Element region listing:
....

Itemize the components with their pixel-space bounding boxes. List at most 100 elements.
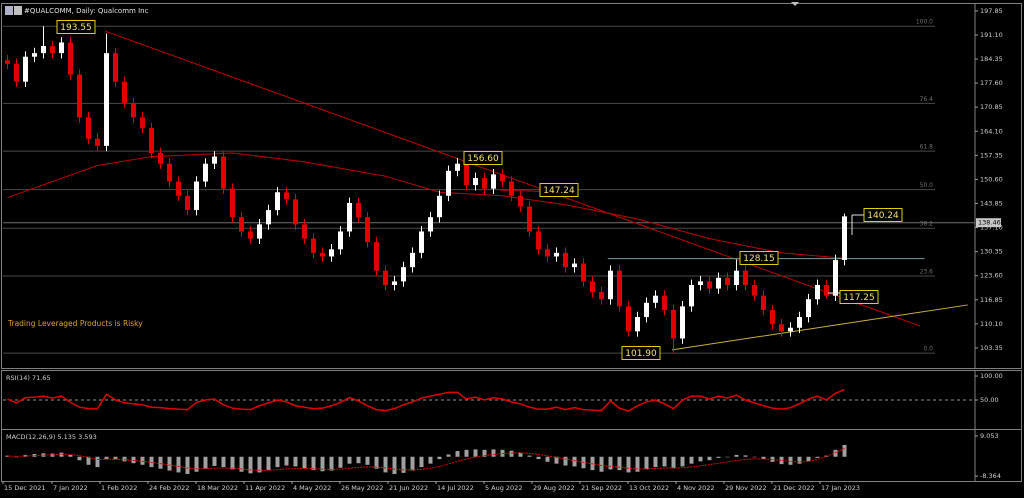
- macd-bar: [752, 456, 757, 458]
- macd-bar: [725, 456, 730, 458]
- trend-line: [671, 304, 968, 351]
- macd-bar: [275, 456, 280, 468]
- macd-bar: [464, 449, 469, 457]
- x-tick-label: 15 Dec 2021: [4, 484, 46, 492]
- macd-bar: [401, 456, 406, 473]
- macd-title: MACD(12,26,9) 5.135 3.593: [6, 433, 97, 441]
- y-tick-label: 9.053: [980, 432, 999, 440]
- candle-body: [140, 117, 145, 129]
- candle-body: [842, 216, 847, 261]
- candle-body: [653, 295, 658, 303]
- signal-line: [7, 448, 845, 471]
- macd-bar: [95, 456, 100, 468]
- macd-bar: [86, 456, 91, 465]
- macd-bar: [158, 456, 163, 469]
- panel-frame: [1, 3, 1022, 369]
- x-tick-label: 18 Mar 2022: [197, 484, 238, 492]
- x-tick-label: 4 Nov 2022: [677, 484, 715, 492]
- macd-bar: [428, 456, 433, 464]
- x-tick-label: 7 Jan 2022: [53, 484, 88, 492]
- candle-body: [788, 327, 793, 332]
- macd-bar: [212, 456, 217, 466]
- candle-body: [734, 270, 739, 285]
- y-tick-label: 50.00: [980, 396, 999, 404]
- x-tick-label: 21 Sep 2022: [581, 484, 622, 492]
- candle-body: [698, 281, 703, 285]
- y-tick-label: 150.60: [980, 175, 1003, 183]
- macd-bar: [257, 456, 262, 473]
- macd-bar: [473, 449, 478, 457]
- candle-body: [680, 306, 685, 339]
- x-tick-label: 4 May 2022: [293, 484, 331, 492]
- annotation-box: [539, 183, 579, 197]
- macd-bar: [293, 456, 298, 467]
- icon: [5, 6, 13, 15]
- macd-bar: [716, 456, 721, 458]
- annotation-box: [56, 20, 96, 34]
- candle-body: [104, 53, 109, 146]
- macd-bar: [302, 456, 307, 469]
- candle-body: [572, 263, 577, 268]
- x-tick-label: 1 Feb 2022: [101, 484, 137, 492]
- fib-label: 76.4: [920, 96, 934, 103]
- candle-body: [320, 252, 325, 257]
- x-tick-label: 24 Feb 2022: [149, 484, 189, 492]
- candle-body: [311, 238, 316, 253]
- macd-bar: [311, 456, 316, 471]
- candle-body: [428, 217, 433, 232]
- candle-body: [689, 284, 694, 307]
- macd-bar: [563, 456, 568, 466]
- last-price-box: [976, 218, 1001, 228]
- y-tick-label: 184.35: [980, 55, 1003, 63]
- macd-bar: [626, 456, 631, 473]
- candle-body: [806, 299, 811, 318]
- macd-bar: [329, 456, 334, 471]
- y-tick-label: 130.35: [980, 248, 1003, 256]
- candle-body: [212, 156, 217, 164]
- y-tick-label: -8.364: [980, 472, 1001, 480]
- candle-body: [401, 267, 406, 282]
- candle-body: [761, 295, 766, 310]
- macd-bar: [113, 456, 118, 460]
- candle-body: [347, 202, 352, 232]
- macd-bar: [347, 456, 352, 464]
- candle-body: [176, 181, 181, 196]
- candle-body: [437, 195, 442, 218]
- candle-body: [149, 128, 154, 154]
- candle-body: [725, 277, 730, 285]
- y-tick-label: 197.85: [980, 7, 1003, 15]
- candle-body: [338, 231, 343, 250]
- candle-body: [167, 163, 172, 182]
- macd-bar: [608, 456, 613, 470]
- x-tick-label: 26 May 2022: [341, 484, 383, 492]
- candle-body: [536, 231, 541, 250]
- candle-body: [599, 292, 604, 300]
- macd-bar: [671, 456, 676, 469]
- macd-bar: [779, 456, 784, 465]
- macd-bar: [419, 456, 424, 468]
- macd-bar: [77, 456, 82, 461]
- fib-label: 38.2: [920, 221, 934, 228]
- x-tick-label: 14 Jul 2022: [437, 484, 474, 492]
- macd-bar: [374, 456, 379, 469]
- macd-bar: [410, 456, 415, 471]
- candle-body: [464, 163, 469, 186]
- y-tick-label: 137.10: [980, 224, 1003, 232]
- macd-bar: [680, 456, 685, 467]
- macd-bar: [833, 449, 838, 457]
- candle-body: [239, 217, 244, 232]
- macd-bar: [842, 444, 847, 457]
- macd-bar: [149, 456, 154, 468]
- macd-bar: [734, 454, 739, 457]
- y-tick-label: 157.35: [980, 151, 1003, 159]
- candle-body: [743, 270, 748, 285]
- candle-body: [203, 163, 208, 182]
- candle-body: [815, 284, 820, 300]
- candle-body: [779, 324, 784, 332]
- x-tick-label: 21 Jun 2022: [389, 484, 428, 492]
- candle-body: [194, 181, 199, 211]
- icon: [14, 6, 22, 15]
- macd-bar: [653, 456, 658, 468]
- fib-label: 61.8: [920, 144, 934, 151]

....

Copy out every line of the material above without changing anything, and leave out the picture.

> WRITTEN ANSWER
Itemize the components with their pixel-space bounding boxes. List at most 100 elements.
- macd-bar: [752, 456, 757, 458]
- macd-bar: [725, 456, 730, 458]
- trend-line: [671, 304, 968, 351]
- macd-bar: [275, 456, 280, 468]
- macd-bar: [464, 449, 469, 457]
- x-tick-label: 15 Dec 2021: [4, 484, 46, 492]
- macd-bar: [401, 456, 406, 473]
- macd-title: MACD(12,26,9) 5.135 3.593: [6, 433, 97, 441]
- y-tick-label: 9.053: [980, 432, 999, 440]
- candle-body: [140, 117, 145, 129]
- candle-body: [842, 216, 847, 261]
- candle-body: [653, 295, 658, 303]
- signal-line: [7, 448, 845, 471]
- macd-bar: [95, 456, 100, 468]
- macd-bar: [86, 456, 91, 465]
- macd-bar: [158, 456, 163, 469]
- panel-frame: [1, 3, 1022, 369]
- x-tick-label: 18 Mar 2022: [197, 484, 238, 492]
- x-tick-label: 4 Nov 2022: [677, 484, 715, 492]
- macd-bar: [428, 456, 433, 464]
- x-tick-label: 7 Jan 2022: [53, 484, 88, 492]
- candle-body: [788, 327, 793, 332]
- macd-bar: [212, 456, 217, 466]
- candle-body: [734, 270, 739, 285]
- y-tick-label: 50.00: [980, 396, 999, 404]
- x-tick-label: 21 Sep 2022: [581, 484, 622, 492]
- candle-body: [698, 281, 703, 285]
- y-tick-label: 150.60: [980, 175, 1003, 183]
- macd-bar: [257, 456, 262, 473]
- macd-bar: [473, 449, 478, 457]
- candle-body: [680, 306, 685, 339]
- x-tick-label: 4 May 2022: [293, 484, 331, 492]
- annotation-box: [539, 183, 579, 197]
- macd-bar: [293, 456, 298, 467]
- icon: [5, 6, 13, 15]
- macd-bar: [716, 456, 721, 458]
- annotation-box: [56, 20, 96, 34]
- candle-body: [104, 53, 109, 146]
- macd-bar: [302, 456, 307, 469]
- candle-body: [572, 263, 577, 268]
- x-tick-label: 1 Feb 2022: [101, 484, 137, 492]
- fib-label: 76.4: [920, 96, 934, 103]
- candle-body: [320, 252, 325, 257]
- x-tick-label: 24 Feb 2022: [149, 484, 189, 492]
- candle-body: [311, 238, 316, 253]
- macd-bar: [311, 456, 316, 471]
- candle-body: [428, 217, 433, 232]
- candle-body: [689, 284, 694, 307]
- macd-bar: [563, 456, 568, 466]
- last-price-box: [976, 218, 1001, 228]
- y-tick-label: 184.35: [980, 55, 1003, 63]
- macd-bar: [626, 456, 631, 473]
- candle-body: [806, 299, 811, 318]
- macd-bar: [329, 456, 334, 471]
- y-tick-label: 130.35: [980, 248, 1003, 256]
- candle-body: [212, 156, 217, 164]
- y-tick-label: -8.364: [980, 472, 1001, 480]
- candle-body: [401, 267, 406, 282]
- candle-body: [761, 295, 766, 310]
- macd-bar: [113, 456, 118, 460]
- candle-body: [347, 202, 352, 232]
- macd-bar: [347, 456, 352, 464]
- candle-body: [176, 181, 181, 196]
- candle-body: [437, 195, 442, 218]
- candle-body: [149, 128, 154, 154]
- candle-body: [725, 277, 730, 285]
- y-tick-label: 197.85: [980, 7, 1003, 15]
- candle-body: [338, 231, 343, 250]
- candle-body: [167, 163, 172, 182]
- macd-bar: [608, 456, 613, 470]
- x-tick-label: 26 May 2022: [341, 484, 383, 492]
- candle-body: [536, 231, 541, 250]
- candle-body: [599, 292, 604, 300]
- macd-bar: [671, 456, 676, 469]
- macd-bar: [779, 456, 784, 465]
- macd-bar: [419, 456, 424, 468]
- macd-bar: [77, 456, 82, 461]
- fib-label: 38.2: [920, 221, 934, 228]
- x-tick-label: 14 Jul 2022: [437, 484, 474, 492]
- macd-bar: [374, 456, 379, 469]
- macd-bar: [410, 456, 415, 471]
- candle-body: [464, 163, 469, 186]
- y-tick-label: 137.10: [980, 224, 1003, 232]
- macd-bar: [680, 456, 685, 467]
- macd-bar: [833, 449, 838, 457]
- candle-body: [239, 217, 244, 232]
- macd-bar: [842, 444, 847, 457]
- macd-bar: [149, 456, 154, 468]
- macd-bar: [734, 454, 739, 457]
- y-tick-label: 157.35: [980, 151, 1003, 159]
- candle-body: [743, 270, 748, 285]
- candle-body: [203, 163, 208, 182]
- candle-body: [815, 284, 820, 300]
- candle-body: [779, 324, 784, 332]
- x-tick-label: 21 Jun 2022: [389, 484, 428, 492]
- candle-body: [194, 181, 199, 211]
- icon: [14, 6, 22, 15]
- macd-bar: [653, 456, 658, 468]
- fib-label: 61.8: [920, 144, 934, 151]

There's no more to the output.